What is asked =
Show all lines from the data that include the word "link".

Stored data
------------------------------------------------------------

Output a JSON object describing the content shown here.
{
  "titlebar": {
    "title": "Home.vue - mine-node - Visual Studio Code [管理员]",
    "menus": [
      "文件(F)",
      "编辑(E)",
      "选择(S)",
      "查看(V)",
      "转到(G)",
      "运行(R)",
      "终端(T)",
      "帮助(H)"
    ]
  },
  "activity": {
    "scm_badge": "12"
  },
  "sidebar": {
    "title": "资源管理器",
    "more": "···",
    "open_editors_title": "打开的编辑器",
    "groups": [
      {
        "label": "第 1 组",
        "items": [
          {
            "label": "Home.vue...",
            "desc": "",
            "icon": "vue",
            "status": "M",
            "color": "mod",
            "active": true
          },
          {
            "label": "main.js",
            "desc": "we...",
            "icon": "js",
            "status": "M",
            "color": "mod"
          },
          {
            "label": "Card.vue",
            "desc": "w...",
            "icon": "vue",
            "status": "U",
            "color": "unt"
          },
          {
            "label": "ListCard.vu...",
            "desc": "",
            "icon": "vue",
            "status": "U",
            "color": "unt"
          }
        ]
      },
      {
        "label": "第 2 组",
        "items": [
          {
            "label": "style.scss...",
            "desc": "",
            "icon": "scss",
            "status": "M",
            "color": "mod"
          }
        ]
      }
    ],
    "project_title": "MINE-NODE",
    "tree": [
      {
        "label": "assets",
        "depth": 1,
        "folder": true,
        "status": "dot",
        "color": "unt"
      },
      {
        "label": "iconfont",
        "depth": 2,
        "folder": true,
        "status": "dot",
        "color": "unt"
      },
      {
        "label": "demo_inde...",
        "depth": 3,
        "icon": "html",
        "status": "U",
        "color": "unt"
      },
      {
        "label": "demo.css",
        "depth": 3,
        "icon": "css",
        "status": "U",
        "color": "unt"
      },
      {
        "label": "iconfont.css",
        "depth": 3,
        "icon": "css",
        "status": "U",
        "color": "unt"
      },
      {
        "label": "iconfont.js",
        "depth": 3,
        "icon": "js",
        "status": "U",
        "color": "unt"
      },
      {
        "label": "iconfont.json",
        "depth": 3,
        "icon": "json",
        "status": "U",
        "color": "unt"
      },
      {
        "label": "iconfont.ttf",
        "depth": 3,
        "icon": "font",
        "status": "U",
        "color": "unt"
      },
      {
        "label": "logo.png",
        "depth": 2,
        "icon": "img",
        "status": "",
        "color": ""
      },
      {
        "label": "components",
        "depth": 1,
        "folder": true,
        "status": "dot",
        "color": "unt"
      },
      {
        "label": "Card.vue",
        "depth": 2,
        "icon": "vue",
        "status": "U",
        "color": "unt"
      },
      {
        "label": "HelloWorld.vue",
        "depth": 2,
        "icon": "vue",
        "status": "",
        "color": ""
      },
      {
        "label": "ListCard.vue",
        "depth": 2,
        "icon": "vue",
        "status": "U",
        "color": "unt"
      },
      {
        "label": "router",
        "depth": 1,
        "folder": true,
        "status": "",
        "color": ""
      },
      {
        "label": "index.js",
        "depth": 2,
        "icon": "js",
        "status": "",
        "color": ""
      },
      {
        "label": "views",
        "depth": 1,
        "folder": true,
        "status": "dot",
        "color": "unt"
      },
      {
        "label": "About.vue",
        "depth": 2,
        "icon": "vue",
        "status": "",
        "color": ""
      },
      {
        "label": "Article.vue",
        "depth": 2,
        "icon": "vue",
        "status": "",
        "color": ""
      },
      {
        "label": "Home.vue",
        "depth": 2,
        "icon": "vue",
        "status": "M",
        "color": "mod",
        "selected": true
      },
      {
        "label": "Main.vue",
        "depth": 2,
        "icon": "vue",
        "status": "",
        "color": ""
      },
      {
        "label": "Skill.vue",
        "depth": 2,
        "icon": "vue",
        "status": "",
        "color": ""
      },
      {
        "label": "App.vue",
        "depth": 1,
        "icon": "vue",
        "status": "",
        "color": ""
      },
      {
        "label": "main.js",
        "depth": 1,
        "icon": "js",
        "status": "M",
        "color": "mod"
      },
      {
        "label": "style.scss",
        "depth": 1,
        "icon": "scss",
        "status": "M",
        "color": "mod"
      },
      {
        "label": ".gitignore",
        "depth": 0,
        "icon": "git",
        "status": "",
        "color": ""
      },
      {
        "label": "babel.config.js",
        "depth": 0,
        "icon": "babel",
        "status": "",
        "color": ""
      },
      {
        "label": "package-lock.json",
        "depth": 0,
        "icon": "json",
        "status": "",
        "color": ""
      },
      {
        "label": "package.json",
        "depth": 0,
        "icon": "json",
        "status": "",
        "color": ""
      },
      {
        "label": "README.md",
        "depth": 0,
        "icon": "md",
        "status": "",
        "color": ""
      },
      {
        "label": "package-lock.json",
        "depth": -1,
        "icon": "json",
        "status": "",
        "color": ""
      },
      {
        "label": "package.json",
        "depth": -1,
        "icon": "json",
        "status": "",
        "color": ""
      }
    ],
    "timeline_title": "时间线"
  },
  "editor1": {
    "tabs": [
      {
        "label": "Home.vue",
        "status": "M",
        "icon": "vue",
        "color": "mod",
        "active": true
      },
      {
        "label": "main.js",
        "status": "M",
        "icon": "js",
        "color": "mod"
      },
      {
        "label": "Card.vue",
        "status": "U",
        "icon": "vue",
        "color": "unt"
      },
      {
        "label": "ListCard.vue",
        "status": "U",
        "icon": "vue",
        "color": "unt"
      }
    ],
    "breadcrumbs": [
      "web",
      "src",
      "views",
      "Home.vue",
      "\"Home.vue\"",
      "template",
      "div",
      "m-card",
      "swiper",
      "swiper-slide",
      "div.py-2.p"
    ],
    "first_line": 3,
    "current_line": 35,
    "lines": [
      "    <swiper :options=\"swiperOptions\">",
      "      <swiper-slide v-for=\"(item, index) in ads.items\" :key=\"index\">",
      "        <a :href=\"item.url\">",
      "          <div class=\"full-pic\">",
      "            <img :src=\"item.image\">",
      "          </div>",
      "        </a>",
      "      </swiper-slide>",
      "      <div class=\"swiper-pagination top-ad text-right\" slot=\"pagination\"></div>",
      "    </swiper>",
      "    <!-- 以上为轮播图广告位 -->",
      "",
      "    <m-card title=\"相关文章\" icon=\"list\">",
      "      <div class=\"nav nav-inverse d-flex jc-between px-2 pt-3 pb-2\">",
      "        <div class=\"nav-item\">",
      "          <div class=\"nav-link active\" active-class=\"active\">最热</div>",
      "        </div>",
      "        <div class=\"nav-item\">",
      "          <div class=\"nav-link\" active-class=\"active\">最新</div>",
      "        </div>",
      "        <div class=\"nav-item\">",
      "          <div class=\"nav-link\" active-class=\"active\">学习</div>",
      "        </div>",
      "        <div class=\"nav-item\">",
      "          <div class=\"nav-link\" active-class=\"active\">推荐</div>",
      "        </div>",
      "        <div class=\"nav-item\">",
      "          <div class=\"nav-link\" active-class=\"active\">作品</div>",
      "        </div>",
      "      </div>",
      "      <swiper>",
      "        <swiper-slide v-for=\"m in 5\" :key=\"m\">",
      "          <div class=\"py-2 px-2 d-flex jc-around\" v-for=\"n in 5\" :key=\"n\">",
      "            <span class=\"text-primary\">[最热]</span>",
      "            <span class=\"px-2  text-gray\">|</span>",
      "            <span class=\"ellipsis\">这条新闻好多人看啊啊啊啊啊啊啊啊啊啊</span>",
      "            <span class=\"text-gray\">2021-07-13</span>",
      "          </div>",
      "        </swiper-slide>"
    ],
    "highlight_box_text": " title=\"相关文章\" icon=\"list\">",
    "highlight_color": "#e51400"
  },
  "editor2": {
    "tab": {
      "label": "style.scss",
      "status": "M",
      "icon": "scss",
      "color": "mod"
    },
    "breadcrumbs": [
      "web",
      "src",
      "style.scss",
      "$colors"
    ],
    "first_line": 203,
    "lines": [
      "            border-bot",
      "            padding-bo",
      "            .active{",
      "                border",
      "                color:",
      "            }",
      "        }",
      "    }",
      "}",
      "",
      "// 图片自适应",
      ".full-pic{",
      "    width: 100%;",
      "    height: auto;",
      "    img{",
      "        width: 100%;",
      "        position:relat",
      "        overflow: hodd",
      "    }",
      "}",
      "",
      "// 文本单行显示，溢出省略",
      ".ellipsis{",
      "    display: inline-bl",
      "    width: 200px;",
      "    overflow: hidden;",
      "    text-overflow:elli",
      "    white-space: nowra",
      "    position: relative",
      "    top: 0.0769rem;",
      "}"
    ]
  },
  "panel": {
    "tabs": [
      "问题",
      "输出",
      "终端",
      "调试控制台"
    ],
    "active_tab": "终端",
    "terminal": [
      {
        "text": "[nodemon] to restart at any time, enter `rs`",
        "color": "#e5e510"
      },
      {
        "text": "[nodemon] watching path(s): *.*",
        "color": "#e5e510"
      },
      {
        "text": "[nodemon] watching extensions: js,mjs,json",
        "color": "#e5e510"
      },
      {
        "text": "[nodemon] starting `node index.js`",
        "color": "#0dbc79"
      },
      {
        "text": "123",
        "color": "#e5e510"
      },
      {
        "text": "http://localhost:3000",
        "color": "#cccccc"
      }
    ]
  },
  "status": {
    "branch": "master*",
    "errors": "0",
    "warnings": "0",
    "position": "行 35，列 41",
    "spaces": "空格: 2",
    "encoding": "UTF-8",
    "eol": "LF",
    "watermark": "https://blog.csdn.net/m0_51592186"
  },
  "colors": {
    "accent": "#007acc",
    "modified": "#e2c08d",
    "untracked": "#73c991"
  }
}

------------------------------------------------------------

Correct result =
      "          <div class=\"nav-link active\" active-class=\"active\">最热</div>",
      "          <div class=\"nav-link\" active-class=\"active\">最新</div>",
      "          <div class=\"nav-link\" active-class=\"active\">学习</div>",
      "          <div class=\"nav-link\" active-class=\"active\">推荐</div>",
      "          <div class=\"nav-link\" active-class=\"active\">作品</div>",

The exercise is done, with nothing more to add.